»»

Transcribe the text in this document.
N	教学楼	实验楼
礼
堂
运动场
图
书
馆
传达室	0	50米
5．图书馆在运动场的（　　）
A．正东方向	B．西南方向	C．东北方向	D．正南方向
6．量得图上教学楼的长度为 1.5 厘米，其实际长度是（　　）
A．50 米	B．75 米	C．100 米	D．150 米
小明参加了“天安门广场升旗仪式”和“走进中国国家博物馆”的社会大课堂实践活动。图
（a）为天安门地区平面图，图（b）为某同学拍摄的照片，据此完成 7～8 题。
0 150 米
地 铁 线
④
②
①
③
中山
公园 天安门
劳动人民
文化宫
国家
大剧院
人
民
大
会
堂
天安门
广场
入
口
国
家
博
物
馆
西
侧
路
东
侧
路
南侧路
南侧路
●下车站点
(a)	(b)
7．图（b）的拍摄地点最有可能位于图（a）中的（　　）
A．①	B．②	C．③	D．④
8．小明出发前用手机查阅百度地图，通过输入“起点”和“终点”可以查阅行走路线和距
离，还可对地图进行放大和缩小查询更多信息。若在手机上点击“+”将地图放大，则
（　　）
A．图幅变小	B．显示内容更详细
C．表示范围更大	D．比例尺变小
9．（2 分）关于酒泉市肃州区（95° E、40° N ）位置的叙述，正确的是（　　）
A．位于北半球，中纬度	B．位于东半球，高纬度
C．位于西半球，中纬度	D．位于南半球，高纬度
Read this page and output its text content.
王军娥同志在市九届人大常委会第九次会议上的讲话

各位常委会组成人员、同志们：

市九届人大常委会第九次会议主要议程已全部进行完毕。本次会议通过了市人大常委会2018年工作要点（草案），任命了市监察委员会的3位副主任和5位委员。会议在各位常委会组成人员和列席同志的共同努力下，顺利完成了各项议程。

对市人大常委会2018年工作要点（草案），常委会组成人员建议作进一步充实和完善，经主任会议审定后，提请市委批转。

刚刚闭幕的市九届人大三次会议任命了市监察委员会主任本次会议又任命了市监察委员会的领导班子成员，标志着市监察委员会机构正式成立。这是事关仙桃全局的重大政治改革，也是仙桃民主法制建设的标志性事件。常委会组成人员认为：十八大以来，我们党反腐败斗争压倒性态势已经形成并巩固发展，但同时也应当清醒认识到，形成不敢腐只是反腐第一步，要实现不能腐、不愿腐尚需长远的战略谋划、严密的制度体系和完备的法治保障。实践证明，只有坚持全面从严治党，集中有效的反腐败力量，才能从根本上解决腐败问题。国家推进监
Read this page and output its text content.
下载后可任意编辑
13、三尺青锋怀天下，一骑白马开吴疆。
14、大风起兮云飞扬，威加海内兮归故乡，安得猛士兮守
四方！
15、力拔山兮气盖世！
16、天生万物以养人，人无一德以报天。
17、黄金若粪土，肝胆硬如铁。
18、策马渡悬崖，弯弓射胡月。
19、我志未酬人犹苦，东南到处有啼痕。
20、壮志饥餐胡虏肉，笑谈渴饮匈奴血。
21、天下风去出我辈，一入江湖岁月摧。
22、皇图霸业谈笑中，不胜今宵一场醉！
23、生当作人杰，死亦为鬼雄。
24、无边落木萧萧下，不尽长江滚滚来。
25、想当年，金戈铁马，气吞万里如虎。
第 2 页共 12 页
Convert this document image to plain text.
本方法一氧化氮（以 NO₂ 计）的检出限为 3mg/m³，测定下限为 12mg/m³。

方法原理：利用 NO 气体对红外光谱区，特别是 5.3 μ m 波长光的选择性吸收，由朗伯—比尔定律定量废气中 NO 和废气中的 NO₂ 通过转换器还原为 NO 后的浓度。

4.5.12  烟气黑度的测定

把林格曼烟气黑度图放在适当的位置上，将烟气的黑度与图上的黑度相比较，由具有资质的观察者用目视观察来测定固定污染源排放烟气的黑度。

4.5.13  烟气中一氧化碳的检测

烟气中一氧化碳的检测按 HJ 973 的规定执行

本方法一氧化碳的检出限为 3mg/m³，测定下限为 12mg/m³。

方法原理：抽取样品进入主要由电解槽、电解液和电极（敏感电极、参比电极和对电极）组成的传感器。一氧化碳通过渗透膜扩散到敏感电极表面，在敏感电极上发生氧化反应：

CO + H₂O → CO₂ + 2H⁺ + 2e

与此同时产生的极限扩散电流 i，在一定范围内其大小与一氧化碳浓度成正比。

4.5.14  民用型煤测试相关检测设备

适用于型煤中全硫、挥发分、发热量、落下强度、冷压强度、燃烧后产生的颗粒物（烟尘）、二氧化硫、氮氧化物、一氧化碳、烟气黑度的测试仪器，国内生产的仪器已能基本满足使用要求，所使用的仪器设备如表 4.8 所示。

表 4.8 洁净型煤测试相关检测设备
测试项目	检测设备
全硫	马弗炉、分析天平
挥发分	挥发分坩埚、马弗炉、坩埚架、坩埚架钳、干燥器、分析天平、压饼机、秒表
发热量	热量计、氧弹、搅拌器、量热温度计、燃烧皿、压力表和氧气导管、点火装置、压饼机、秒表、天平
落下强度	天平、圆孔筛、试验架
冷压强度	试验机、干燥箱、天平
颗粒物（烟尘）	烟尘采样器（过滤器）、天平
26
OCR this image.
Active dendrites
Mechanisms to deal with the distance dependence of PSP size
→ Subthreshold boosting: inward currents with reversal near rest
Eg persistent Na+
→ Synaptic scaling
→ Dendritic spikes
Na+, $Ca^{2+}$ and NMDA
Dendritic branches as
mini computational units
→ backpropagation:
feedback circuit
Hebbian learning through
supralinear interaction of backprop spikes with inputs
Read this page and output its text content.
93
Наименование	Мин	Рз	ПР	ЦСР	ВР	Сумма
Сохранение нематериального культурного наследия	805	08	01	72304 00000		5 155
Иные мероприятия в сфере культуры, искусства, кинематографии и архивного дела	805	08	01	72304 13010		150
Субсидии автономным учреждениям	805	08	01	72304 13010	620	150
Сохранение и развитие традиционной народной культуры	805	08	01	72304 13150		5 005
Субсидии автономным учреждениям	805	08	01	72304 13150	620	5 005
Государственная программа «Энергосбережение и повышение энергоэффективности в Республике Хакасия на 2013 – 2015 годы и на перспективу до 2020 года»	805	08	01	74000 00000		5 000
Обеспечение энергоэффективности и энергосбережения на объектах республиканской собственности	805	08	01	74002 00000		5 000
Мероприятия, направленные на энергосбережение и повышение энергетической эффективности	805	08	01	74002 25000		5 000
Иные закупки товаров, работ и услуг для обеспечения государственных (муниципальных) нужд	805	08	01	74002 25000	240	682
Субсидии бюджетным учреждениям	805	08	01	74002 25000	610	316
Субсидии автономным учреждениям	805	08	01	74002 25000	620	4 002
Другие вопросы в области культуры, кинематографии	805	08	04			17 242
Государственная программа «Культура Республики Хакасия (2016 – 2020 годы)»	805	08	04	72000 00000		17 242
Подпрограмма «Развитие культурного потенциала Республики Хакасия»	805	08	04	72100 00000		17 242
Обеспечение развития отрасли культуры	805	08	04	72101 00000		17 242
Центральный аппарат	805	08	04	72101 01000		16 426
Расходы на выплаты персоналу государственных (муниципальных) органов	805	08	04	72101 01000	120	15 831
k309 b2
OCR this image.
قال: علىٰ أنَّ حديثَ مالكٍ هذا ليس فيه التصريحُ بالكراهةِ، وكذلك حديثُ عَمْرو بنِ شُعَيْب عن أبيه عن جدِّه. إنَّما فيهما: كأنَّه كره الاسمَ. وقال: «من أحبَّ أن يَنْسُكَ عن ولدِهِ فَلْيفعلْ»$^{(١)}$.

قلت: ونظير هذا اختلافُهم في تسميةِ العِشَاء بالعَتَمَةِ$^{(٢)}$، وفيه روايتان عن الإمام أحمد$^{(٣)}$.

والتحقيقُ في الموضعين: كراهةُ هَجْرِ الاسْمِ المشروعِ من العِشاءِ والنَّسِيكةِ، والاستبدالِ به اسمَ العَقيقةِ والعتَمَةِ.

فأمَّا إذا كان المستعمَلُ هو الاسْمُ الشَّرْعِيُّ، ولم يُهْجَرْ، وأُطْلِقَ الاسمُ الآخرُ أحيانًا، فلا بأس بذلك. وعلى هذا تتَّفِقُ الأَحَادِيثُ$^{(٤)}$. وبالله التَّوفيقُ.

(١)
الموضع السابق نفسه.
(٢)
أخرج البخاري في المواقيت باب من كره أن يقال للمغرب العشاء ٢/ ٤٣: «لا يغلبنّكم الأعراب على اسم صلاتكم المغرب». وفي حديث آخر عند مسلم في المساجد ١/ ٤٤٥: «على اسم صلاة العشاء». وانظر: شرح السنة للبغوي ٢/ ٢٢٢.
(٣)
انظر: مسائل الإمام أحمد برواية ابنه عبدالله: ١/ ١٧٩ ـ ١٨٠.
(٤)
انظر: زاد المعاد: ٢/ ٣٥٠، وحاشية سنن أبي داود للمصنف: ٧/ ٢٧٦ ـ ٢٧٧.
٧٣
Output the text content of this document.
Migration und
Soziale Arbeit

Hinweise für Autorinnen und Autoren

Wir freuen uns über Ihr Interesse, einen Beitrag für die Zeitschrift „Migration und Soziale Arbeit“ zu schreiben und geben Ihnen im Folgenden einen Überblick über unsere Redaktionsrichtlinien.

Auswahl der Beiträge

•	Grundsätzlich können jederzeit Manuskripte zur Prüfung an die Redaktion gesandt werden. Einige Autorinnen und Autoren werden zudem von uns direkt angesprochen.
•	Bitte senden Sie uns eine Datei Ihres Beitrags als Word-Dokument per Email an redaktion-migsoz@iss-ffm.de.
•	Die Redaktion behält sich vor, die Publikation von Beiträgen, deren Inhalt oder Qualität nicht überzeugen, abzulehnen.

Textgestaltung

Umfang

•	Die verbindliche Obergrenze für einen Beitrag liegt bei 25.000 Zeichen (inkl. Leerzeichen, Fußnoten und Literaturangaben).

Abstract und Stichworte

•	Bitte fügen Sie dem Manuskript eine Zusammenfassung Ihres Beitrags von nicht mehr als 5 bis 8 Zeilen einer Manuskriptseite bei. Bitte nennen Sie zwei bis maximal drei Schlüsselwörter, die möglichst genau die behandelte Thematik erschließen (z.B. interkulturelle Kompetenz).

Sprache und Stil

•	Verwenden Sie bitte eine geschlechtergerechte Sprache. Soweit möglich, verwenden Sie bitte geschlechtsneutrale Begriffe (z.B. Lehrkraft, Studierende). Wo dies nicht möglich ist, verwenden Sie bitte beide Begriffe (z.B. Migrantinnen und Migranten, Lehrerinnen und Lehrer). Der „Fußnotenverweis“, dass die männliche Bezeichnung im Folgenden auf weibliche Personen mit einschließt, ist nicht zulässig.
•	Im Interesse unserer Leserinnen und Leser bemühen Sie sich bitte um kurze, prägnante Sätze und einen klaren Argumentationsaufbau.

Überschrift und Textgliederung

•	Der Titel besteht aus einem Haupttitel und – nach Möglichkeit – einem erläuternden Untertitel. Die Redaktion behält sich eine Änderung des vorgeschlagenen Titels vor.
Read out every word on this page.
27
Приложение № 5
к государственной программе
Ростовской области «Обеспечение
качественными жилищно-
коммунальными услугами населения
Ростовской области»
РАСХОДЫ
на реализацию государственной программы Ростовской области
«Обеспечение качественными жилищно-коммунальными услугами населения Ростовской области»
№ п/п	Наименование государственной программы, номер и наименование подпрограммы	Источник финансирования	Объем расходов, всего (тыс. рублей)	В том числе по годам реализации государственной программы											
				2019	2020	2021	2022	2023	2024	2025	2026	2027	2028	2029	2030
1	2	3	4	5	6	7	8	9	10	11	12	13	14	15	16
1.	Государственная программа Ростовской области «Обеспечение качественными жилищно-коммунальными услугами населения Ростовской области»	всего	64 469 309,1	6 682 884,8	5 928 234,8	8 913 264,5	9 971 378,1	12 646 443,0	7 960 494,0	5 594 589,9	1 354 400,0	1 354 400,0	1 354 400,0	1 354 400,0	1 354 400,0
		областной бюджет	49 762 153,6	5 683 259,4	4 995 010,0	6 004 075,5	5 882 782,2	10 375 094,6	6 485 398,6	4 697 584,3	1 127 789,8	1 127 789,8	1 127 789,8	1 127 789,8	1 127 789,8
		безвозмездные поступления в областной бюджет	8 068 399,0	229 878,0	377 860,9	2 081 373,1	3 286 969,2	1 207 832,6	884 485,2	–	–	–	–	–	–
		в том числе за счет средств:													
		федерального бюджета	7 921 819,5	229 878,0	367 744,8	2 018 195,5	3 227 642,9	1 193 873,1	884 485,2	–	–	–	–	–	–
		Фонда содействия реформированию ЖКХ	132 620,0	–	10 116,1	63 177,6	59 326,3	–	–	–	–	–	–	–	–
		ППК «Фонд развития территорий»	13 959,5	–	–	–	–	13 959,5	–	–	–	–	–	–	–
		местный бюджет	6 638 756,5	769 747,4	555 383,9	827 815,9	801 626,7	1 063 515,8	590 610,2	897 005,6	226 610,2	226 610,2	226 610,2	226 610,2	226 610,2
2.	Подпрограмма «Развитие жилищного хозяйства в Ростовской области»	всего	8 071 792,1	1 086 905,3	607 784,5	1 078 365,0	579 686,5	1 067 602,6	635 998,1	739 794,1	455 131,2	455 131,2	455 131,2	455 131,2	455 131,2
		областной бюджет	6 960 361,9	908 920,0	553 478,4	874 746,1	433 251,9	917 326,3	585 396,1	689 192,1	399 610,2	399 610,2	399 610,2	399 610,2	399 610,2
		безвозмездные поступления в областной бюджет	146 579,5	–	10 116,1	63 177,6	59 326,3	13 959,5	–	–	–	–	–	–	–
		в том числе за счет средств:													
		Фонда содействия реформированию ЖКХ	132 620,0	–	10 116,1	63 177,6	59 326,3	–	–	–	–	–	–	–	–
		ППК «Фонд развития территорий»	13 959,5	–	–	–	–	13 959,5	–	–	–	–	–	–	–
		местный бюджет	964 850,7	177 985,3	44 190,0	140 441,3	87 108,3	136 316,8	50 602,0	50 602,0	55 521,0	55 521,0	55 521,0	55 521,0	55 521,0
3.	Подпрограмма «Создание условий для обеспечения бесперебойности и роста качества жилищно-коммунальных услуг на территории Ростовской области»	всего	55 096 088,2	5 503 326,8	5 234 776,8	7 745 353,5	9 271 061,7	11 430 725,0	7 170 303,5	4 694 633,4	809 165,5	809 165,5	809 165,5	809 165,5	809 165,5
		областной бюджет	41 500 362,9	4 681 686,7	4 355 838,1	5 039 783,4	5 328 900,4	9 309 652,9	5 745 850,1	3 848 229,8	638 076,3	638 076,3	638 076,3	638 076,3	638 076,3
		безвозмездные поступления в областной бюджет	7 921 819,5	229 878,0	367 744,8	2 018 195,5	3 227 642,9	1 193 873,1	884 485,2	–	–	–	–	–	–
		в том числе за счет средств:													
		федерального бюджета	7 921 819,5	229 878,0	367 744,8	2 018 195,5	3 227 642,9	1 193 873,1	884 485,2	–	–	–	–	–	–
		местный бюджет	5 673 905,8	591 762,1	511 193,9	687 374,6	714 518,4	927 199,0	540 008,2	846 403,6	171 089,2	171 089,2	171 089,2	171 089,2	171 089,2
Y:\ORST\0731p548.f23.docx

««

*Problem requirements*
Show all lines from the data above in which the word "годы" appears.

*Written response*
Государственная программа «Энергосбережение и повышение энергоэффективности в Республике Хакасия на 2013 – 2015 годы и на перспективу до 2020 года»	805	08	01	74000 00000		5 000
Государственная программа «Культура Республики Хакасия (2016 – 2020 годы)»	805	08	04	72000 00000		17 242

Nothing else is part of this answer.